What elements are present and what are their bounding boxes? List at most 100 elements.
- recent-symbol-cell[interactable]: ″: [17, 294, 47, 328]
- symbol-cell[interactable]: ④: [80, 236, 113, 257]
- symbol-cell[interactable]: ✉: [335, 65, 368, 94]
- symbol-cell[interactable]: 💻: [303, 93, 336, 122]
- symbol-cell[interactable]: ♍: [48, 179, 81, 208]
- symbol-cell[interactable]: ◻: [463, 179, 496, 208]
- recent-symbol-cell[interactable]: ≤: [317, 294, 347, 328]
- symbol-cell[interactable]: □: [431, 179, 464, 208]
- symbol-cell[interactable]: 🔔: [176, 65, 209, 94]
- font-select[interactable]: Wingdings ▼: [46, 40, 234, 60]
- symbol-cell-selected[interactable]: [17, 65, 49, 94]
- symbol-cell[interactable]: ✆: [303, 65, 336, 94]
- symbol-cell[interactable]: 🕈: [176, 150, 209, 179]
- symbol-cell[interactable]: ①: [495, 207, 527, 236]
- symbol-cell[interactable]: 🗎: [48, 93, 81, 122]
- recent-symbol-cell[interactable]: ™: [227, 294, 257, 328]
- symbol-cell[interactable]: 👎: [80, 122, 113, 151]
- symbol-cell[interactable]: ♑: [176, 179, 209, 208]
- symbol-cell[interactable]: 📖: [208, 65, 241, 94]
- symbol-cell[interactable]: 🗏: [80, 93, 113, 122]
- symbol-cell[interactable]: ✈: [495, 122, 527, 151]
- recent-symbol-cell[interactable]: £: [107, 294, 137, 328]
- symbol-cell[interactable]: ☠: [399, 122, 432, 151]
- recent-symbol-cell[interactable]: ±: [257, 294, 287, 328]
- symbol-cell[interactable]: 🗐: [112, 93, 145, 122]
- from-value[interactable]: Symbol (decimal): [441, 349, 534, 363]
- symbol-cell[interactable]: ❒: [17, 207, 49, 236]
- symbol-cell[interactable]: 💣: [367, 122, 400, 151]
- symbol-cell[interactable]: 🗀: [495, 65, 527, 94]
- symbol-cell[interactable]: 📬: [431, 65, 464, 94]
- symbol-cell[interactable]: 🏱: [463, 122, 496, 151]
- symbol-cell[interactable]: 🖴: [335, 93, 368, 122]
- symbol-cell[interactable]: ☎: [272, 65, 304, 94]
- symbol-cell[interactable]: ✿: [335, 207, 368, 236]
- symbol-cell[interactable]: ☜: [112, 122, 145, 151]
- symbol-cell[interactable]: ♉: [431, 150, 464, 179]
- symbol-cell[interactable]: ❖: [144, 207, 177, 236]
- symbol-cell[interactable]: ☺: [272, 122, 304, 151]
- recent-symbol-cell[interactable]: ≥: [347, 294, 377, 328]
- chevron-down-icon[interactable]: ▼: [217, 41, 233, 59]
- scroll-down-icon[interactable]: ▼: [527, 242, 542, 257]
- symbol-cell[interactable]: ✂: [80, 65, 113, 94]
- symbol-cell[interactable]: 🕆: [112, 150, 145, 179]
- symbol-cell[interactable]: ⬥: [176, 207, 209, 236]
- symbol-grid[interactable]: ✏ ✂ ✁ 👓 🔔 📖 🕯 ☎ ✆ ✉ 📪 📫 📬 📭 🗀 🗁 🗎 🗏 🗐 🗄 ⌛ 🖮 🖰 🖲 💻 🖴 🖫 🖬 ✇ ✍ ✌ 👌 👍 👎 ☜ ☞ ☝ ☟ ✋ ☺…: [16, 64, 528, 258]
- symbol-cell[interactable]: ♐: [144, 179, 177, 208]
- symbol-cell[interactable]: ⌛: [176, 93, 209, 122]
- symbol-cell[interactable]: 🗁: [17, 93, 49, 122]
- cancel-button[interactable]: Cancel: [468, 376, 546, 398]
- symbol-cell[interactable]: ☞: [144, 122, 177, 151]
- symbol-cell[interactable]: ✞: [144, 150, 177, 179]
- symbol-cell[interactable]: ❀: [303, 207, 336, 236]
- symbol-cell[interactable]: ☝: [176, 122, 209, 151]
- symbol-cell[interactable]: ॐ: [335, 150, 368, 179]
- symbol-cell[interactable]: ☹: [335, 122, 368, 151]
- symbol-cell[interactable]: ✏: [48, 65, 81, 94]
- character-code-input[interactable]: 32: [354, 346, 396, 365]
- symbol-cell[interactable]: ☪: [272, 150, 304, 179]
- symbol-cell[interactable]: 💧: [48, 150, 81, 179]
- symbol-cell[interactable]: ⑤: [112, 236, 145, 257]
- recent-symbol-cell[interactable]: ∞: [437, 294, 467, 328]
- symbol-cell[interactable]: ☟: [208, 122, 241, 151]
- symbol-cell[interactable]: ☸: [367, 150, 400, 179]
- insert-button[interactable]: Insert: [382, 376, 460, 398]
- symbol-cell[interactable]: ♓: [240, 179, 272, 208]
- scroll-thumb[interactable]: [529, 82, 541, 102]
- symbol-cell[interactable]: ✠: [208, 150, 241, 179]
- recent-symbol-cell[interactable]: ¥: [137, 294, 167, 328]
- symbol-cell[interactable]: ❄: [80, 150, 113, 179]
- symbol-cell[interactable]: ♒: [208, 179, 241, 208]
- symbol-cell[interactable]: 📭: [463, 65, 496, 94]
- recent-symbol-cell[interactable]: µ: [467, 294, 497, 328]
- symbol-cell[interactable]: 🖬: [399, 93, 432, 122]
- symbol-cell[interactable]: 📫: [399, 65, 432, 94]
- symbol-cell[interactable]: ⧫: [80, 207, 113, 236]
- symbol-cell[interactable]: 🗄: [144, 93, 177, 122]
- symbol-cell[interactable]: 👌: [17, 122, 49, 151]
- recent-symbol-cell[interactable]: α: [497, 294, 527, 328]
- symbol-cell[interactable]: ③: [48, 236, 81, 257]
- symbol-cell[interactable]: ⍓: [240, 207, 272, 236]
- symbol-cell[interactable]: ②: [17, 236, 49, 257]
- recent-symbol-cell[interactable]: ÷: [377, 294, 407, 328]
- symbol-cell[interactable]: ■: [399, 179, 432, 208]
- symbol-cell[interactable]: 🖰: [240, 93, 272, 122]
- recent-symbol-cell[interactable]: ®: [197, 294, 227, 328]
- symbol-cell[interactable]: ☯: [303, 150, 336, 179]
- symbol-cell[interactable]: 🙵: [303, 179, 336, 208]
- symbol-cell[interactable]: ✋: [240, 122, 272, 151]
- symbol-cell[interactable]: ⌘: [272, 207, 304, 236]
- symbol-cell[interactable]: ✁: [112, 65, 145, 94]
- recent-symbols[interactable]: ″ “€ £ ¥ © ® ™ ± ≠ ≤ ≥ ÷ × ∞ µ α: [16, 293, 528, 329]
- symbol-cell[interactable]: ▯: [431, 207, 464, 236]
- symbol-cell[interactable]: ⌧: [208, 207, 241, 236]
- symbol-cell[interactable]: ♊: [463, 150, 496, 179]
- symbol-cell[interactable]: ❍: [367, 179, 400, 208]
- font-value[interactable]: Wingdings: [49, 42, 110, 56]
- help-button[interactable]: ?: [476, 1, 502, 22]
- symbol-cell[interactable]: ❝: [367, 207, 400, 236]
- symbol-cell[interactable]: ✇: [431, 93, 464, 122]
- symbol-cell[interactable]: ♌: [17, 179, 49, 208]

════════════════════

▶ **What to do**:
Count the lines of the records above that contain the string "down", matching case exactly, and reply with the number alone.

▶ **Result of the task**:
2